## Records for this exercise
=====

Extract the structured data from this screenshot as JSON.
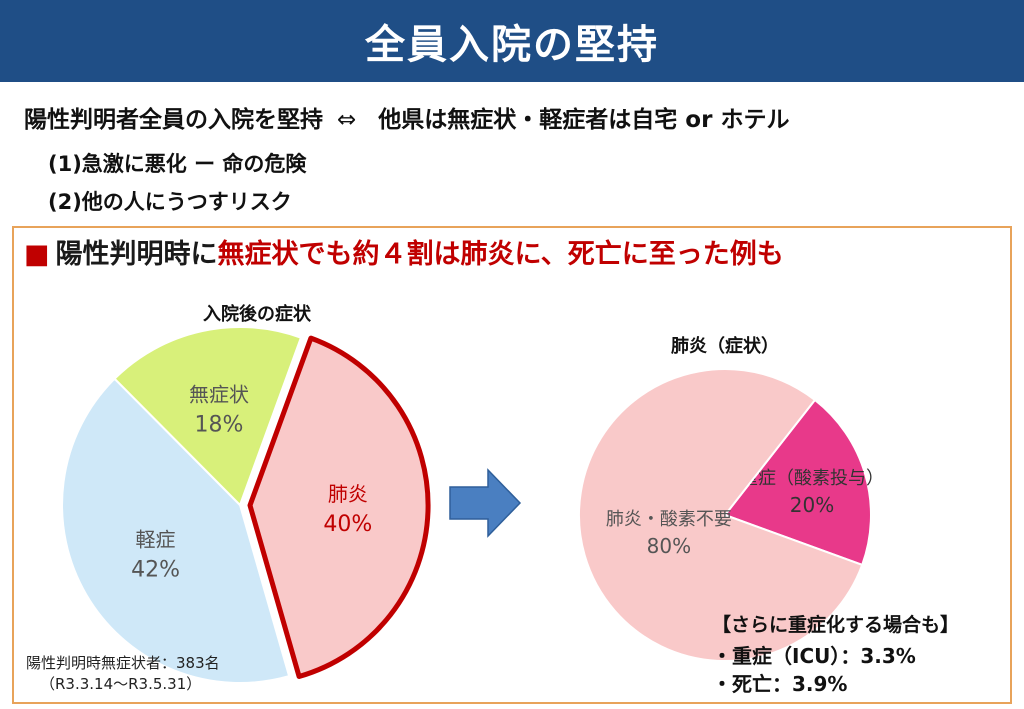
{
  "header": {
    "title": "全員入院の堅持"
  },
  "intro": {
    "lead": "陽性判明者全員の入院を堅持",
    "operator": "⇔",
    "contrast": "他県は無症状・軽症者は自宅 or ホテル",
    "points": [
      "(1)急激に悪化 ー 命の危険",
      "(2)他の人にうつすリスク"
    ]
  },
  "headline": {
    "bullet": "■",
    "part1": "陽性判明時に",
    "part2": "無症状でも約４割は肺炎に、死亡に至った例も"
  },
  "chart_data": [
    {
      "type": "pie",
      "title": "入院後の症状",
      "slices": [
        {
          "label": "肺炎",
          "value": 40,
          "value_label": "40%",
          "color": "#f9c9c9",
          "exploded": true
        },
        {
          "label": "軽症",
          "value": 42,
          "value_label": "42%",
          "color": "#cfe8f8"
        },
        {
          "label": "無症状",
          "value": 18,
          "value_label": "18%",
          "color": "#d8f07a"
        }
      ]
    },
    {
      "type": "pie",
      "title": "肺炎（症状）",
      "slices": [
        {
          "label": "重症（酸素投与）",
          "value": 20,
          "value_label": "20%",
          "color": "#e8398a"
        },
        {
          "label": "肺炎・酸素不要",
          "value": 80,
          "value_label": "80%",
          "color": "#f9c9c9"
        }
      ]
    }
  ],
  "callout": {
    "title": "【さらに重症化する場合も】",
    "items": [
      "・重症（ICU）：3.3%",
      "・死亡：3.9%"
    ]
  },
  "footnote": {
    "line1": "陽性判明時無症状者：383名",
    "line2": "（R3.3.14～R3.5.31）"
  },
  "colors": {
    "title_bar": "#1f4e86",
    "accent_red": "#c00000",
    "panel_border": "#e8a35a",
    "arrow": "#4a7fc1"
  }
}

=====

## Stated goal
Make an exact copy of all the material, but keep the pictures out of it.

## Complete answer
Extract the structured data from this screenshot as JSON.
{
  "header": {
    "title": "全員入院の堅持"
  },
  "intro": {
    "lead": "陽性判明者全員の入院を堅持",
    "operator": "⇔",
    "contrast": "他県は無症状・軽症者は自宅 or ホテル",
    "points": [
      "(1)急激に悪化 ー 命の危険",
      "(2)他の人にうつすリスク"
    ]
  },
  "headline": {
    "bullet": "■",
    "part1": "陽性判明時に",
    "part2": "無症状でも約４割は肺炎に、死亡に至った例も"
  },
  "chart_data": [
    {
      "type": "pie",
      "title": "入院後の症状",
      "slices": [
        {
          "label": "肺炎",
          "value": 40,
          "value_label": "40%",
          "color": "#f9c9c9",
          "exploded": true
        },
        {
          "label": "軽症",
          "value": 42,
          "value_label": "42%",
          "color": "#cfe8f8"
        },
        {
          "label": "無症状",
          "value": 18,
          "value_label": "18%",
          "color": "#d8f07a"
        }
      ]
    },
    {
      "type": "pie",
      "title": "肺炎（症状）",
      "slices": [
        {
          "label": "重症（酸素投与）",
          "value": 20,
          "value_label": "20%",
          "color": "#e8398a"
        },
        {
          "label": "肺炎・酸素不要",
          "value": 80,
          "value_label": "80%",
          "color": "#f9c9c9"
        }
      ]
    }
  ],
  "callout": {
    "title": "【さらに重症化する場合も】",
    "items": [
      "・重症（ICU）：3.3%",
      "・死亡：3.9%"
    ]
  },
  "footnote": {
    "line1": "陽性判明時無症状者：383名",
    "line2": "（R3.3.14～R3.5.31）"
  },
  "colors": {
    "title_bar": "#1f4e86",
    "accent_red": "#c00000",
    "panel_border": "#e8a35a",
    "arrow": "#4a7fc1"
  }
}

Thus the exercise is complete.